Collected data
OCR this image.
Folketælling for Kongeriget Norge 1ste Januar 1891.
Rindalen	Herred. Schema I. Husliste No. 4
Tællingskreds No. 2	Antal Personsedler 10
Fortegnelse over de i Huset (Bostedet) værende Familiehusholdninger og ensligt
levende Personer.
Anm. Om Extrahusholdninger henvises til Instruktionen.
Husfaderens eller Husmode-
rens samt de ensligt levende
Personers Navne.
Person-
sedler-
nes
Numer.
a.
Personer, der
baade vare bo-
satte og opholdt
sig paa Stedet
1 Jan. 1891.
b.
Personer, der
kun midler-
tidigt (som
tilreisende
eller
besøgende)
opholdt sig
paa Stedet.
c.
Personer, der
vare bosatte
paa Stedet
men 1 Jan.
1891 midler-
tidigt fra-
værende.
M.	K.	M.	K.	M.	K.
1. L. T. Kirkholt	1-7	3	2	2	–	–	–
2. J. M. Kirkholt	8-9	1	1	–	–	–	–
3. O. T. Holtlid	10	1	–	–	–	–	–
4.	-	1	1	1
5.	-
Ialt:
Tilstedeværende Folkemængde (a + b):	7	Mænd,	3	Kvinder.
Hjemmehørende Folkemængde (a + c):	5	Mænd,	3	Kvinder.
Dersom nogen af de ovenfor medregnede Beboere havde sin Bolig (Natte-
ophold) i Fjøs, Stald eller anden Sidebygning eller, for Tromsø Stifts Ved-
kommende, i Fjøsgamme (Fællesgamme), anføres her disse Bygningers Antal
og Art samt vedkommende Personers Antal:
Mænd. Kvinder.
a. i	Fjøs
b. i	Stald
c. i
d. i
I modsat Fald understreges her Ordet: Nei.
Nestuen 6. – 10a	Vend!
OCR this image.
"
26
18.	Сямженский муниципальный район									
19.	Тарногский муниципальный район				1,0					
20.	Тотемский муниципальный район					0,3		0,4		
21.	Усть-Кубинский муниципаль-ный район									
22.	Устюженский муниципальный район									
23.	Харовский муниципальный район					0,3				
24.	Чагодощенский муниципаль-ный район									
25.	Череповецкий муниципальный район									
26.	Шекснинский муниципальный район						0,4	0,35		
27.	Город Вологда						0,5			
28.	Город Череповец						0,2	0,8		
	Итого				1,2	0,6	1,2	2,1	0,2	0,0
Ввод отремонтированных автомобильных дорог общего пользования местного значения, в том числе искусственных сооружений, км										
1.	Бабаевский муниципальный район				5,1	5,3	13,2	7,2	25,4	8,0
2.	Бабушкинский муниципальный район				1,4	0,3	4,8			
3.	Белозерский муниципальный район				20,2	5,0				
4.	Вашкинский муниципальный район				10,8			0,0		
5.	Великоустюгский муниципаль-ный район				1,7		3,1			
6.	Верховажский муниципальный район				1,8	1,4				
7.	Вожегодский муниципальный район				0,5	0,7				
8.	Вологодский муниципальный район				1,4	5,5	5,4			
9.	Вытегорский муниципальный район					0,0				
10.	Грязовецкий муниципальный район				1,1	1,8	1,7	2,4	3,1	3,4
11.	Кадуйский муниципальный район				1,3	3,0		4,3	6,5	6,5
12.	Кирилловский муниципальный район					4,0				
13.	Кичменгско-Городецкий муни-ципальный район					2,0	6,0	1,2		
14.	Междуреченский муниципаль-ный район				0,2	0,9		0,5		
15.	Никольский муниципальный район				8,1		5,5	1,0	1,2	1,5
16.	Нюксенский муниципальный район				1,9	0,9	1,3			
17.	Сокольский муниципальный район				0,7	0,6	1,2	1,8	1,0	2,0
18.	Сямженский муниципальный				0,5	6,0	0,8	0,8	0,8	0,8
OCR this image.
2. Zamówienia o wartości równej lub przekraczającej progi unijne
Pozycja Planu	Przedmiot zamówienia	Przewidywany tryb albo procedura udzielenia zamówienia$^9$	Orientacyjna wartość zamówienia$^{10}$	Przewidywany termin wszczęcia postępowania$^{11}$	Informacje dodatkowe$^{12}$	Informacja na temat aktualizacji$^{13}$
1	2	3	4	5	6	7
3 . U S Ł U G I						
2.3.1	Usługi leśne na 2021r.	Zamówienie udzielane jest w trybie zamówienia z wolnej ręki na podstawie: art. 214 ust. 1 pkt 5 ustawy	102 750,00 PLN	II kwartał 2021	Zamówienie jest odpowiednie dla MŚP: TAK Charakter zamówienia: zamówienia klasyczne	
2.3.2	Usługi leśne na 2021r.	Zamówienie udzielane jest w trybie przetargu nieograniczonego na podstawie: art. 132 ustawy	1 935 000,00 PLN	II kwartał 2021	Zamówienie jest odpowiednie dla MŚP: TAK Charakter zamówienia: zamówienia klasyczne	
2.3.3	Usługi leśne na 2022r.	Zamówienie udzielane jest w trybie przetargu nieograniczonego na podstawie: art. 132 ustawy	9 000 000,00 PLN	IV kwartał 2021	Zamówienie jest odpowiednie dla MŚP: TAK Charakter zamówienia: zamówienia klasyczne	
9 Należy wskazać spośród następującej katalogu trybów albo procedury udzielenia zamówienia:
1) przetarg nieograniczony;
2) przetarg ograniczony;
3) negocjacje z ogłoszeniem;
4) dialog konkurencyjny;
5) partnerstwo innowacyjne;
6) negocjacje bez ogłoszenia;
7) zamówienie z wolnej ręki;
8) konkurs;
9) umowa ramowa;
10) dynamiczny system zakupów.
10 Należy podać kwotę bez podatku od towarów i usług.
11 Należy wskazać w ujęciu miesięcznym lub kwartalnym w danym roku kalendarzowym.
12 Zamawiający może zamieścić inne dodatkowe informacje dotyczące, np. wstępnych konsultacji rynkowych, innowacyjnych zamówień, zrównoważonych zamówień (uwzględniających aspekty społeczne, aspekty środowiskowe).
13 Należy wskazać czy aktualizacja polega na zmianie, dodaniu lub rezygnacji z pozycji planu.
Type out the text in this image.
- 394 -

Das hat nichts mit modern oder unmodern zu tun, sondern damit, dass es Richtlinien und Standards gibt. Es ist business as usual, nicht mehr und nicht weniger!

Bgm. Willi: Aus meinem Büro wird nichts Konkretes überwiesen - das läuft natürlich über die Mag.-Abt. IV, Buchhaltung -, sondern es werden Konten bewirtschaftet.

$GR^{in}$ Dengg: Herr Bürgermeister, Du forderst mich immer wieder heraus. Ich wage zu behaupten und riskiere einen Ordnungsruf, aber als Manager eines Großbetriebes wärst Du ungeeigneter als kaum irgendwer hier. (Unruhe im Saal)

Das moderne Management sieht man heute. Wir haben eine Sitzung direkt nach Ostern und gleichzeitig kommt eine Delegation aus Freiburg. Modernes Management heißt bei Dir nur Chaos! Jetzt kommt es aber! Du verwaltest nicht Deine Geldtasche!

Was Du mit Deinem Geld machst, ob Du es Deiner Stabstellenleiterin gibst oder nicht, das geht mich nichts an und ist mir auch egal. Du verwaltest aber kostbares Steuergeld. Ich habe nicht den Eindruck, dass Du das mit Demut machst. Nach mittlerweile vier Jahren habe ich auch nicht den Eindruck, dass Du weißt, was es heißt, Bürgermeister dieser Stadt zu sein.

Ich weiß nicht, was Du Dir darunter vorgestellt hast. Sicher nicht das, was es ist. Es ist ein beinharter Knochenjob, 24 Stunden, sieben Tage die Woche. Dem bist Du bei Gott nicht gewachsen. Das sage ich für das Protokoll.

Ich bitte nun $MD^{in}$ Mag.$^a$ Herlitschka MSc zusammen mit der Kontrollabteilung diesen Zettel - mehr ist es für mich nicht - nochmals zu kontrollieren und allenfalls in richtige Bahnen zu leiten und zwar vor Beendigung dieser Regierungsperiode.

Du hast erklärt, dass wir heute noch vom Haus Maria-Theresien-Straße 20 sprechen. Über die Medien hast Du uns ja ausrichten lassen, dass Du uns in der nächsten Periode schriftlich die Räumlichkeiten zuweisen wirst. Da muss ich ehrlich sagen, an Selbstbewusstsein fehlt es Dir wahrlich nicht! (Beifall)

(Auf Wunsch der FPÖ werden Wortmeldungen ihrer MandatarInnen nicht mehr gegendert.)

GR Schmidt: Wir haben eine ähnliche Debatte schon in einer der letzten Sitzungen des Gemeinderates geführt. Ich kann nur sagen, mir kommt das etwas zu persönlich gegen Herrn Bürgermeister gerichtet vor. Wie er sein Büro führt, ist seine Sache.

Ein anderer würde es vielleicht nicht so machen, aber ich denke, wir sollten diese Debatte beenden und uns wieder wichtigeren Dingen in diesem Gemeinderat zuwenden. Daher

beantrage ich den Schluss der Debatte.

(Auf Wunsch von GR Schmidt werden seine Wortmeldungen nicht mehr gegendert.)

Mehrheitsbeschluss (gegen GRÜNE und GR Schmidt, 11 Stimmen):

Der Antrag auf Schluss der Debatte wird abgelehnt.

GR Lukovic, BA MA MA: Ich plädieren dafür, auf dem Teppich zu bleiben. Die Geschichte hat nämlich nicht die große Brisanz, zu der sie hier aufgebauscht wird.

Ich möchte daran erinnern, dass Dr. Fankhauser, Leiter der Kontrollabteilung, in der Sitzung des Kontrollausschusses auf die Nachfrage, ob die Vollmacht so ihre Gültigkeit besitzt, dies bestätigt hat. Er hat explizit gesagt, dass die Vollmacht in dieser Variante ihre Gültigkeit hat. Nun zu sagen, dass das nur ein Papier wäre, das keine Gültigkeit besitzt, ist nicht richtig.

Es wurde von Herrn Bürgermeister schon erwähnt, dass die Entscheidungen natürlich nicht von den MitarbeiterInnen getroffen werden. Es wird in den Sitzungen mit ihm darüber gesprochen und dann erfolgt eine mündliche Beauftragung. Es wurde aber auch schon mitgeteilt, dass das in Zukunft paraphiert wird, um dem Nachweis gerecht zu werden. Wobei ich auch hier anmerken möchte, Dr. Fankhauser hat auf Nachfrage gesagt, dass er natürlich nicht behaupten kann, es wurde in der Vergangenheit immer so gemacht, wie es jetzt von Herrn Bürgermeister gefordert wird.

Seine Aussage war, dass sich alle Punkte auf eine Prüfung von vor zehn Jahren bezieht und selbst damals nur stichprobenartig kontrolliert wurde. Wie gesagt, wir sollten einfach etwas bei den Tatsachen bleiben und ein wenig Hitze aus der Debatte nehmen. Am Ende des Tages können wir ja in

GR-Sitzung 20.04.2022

- [Problem] Only lines with the word "Wortmeldungen" should be collected from the material.

- [Written response]
(Auf Wunsch der FPÖ werden Wortmeldungen ihrer MandatarInnen nicht mehr gegendert.)
(Auf Wunsch von GR Schmidt werden seine Wortmeldungen nicht mehr gegendert.)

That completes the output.